### Challenge
Make an exact copy of the records, dropping all pictures.

### Raw records
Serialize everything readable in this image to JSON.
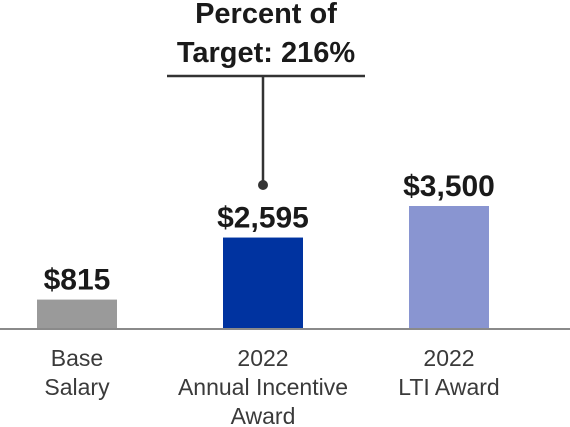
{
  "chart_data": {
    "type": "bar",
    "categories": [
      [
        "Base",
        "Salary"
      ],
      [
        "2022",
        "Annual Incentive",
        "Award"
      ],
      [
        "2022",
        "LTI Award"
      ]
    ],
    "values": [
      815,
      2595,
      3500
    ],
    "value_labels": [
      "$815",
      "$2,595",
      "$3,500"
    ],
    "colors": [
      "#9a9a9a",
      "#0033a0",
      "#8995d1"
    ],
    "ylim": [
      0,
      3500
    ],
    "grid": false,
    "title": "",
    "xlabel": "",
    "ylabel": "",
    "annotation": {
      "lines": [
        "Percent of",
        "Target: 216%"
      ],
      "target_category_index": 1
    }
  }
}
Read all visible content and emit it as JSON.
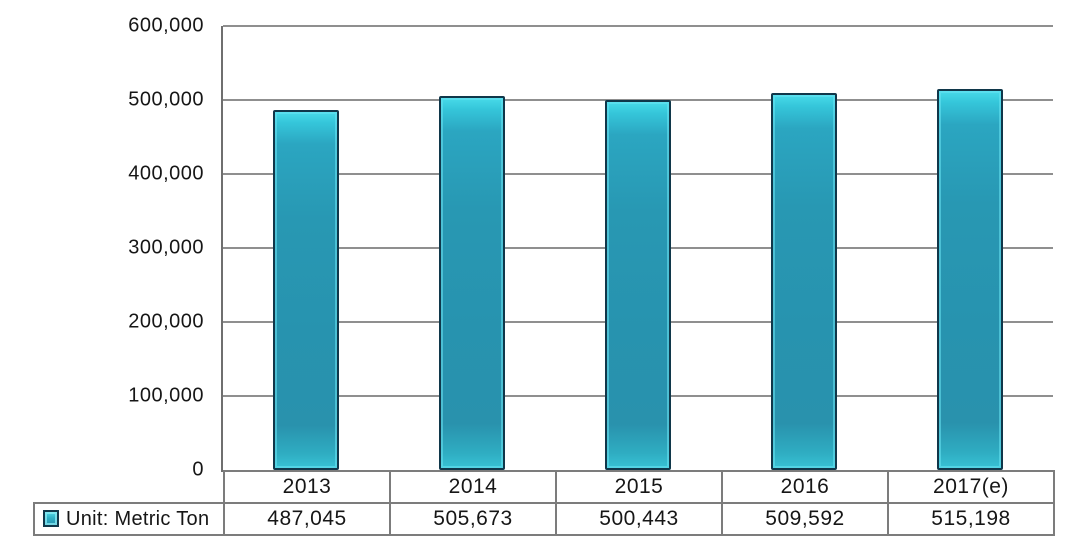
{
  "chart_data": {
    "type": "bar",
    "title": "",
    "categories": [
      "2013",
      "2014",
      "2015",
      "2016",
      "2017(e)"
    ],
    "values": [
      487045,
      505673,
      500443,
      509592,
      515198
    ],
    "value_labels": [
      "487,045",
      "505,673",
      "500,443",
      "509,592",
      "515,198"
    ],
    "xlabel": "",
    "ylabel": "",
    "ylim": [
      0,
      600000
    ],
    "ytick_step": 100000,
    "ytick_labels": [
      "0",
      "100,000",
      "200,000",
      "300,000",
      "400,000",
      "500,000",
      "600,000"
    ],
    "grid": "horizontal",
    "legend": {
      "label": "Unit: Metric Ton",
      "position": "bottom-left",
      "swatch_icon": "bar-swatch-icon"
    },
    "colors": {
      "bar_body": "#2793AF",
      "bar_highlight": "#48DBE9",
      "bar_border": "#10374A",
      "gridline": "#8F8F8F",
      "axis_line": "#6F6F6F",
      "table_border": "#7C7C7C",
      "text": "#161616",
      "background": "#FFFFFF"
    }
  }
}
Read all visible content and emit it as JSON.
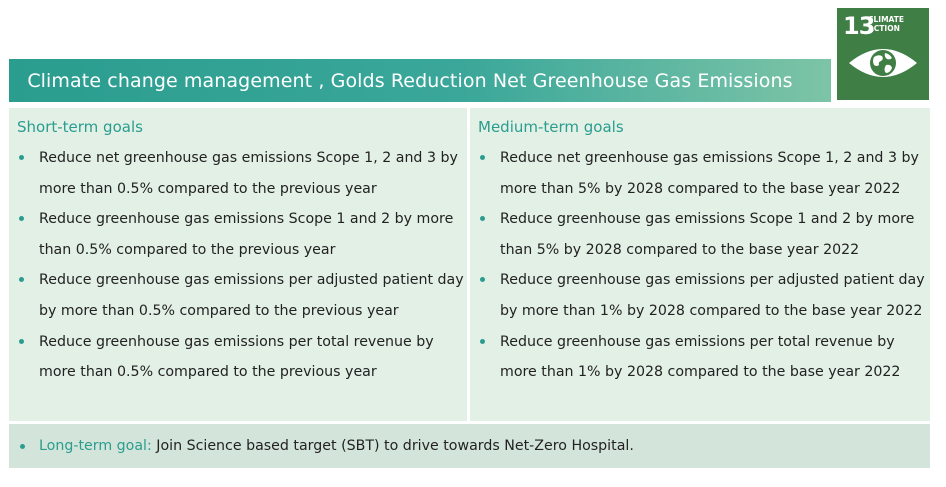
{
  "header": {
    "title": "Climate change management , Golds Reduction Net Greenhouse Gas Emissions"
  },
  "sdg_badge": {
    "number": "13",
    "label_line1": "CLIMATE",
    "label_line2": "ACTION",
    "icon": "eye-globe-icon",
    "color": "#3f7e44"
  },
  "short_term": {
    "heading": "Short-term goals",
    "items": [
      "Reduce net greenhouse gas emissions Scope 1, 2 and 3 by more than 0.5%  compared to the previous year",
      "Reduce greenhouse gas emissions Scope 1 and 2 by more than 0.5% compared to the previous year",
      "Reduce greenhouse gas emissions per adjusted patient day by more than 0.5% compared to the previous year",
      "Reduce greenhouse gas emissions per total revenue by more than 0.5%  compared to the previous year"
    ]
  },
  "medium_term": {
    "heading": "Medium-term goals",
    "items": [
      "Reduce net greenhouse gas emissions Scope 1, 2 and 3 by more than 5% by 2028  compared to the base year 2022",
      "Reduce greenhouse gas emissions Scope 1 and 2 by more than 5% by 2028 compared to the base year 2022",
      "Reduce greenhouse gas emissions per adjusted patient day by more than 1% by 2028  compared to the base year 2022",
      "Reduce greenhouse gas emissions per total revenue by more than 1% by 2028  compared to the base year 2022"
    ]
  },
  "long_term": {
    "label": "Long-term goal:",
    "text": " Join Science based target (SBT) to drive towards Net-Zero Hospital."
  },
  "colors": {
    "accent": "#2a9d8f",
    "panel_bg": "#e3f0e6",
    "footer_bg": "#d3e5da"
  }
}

### Written solution
Serialize everything readable in this image to JSON.
{
  "chart_data": {
    "type": "bar",
    "categories": [
      [
        "Base",
        "Salary"
      ],
      [
        "2022",
        "Annual Incentive",
        "Award"
      ],
      [
        "2022",
        "LTI Award"
      ]
    ],
    "values": [
      815,
      2595,
      3500
    ],
    "value_labels": [
      "$815",
      "$2,595",
      "$3,500"
    ],
    "colors": [
      "#9a9a9a",
      "#0033a0",
      "#8995d1"
    ],
    "ylim": [
      0,
      3500
    ],
    "grid": false,
    "title": "",
    "xlabel": "",
    "ylabel": "",
    "annotation": {
      "lines": [
        "Percent of",
        "Target: 216%"
      ],
      "target_category_index": 1
    }
  }
}
Read all visible content and emit it as JSON.
{
  "chart_data": {
    "type": "bar",
    "title": "",
    "categories": [
      "2013",
      "2014",
      "2015",
      "2016",
      "2017(e)"
    ],
    "values": [
      487045,
      505673,
      500443,
      509592,
      515198
    ],
    "value_labels": [
      "487,045",
      "505,673",
      "500,443",
      "509,592",
      "515,198"
    ],
    "xlabel": "",
    "ylabel": "",
    "ylim": [
      0,
      600000
    ],
    "ytick_step": 100000,
    "ytick_labels": [
      "0",
      "100,000",
      "200,000",
      "300,000",
      "400,000",
      "500,000",
      "600,000"
    ],
    "grid": "horizontal",
    "legend": {
      "label": "Unit: Metric Ton",
      "position": "bottom-left",
      "swatch_icon": "bar-swatch-icon"
    },
    "colors": {
      "bar_body": "#2793AF",
      "bar_highlight": "#48DBE9",
      "bar_border": "#10374A",
      "gridline": "#8F8F8F",
      "axis_line": "#6F6F6F",
      "table_border": "#7C7C7C",
      "text": "#161616",
      "background": "#FFFFFF"
    }
  }
}
Read all visible content and emit it as JSON.
{
  "header": {
    "title": "Climate change management , Golds Reduction Net Greenhouse Gas Emissions"
  },
  "sdg_badge": {
    "number": "13",
    "label_line1": "CLIMATE",
    "label_line2": "ACTION",
    "icon": "eye-globe-icon",
    "color": "#3f7e44"
  },
  "short_term": {
    "heading": "Short-term goals",
    "items": [
      "Reduce net greenhouse gas emissions Scope 1, 2 and 3 by more than 0.5%  compared to the previous year",
      "Reduce greenhouse gas emissions Scope 1 and 2 by more than 0.5% compared to the previous year",
      "Reduce greenhouse gas emissions per adjusted patient day by more than 0.5% compared to the previous year",
      "Reduce greenhouse gas emissions per total revenue by more than 0.5%  compared to the previous year"
    ]
  },
  "medium_term": {
    "heading": "Medium-term goals",
    "items": [
      "Reduce net greenhouse gas emissions Scope 1, 2 and 3 by more than 5% by 2028  compared to the base year 2022",
      "Reduce greenhouse gas emissions Scope 1 and 2 by more than 5% by 2028 compared to the base year 2022",
      "Reduce greenhouse gas emissions per adjusted patient day by more than 1% by 2028  compared to the base year 2022",
      "Reduce greenhouse gas emissions per total revenue by more than 1% by 2028  compared to the base year 2022"
    ]
  },
  "long_term": {
    "label": "Long-term goal:",
    "text": " Join Science based target (SBT) to drive towards Net-Zero Hospital."
  },
  "colors": {
    "accent": "#2a9d8f",
    "panel_bg": "#e3f0e6",
    "footer_bg": "#d3e5da"
  }
}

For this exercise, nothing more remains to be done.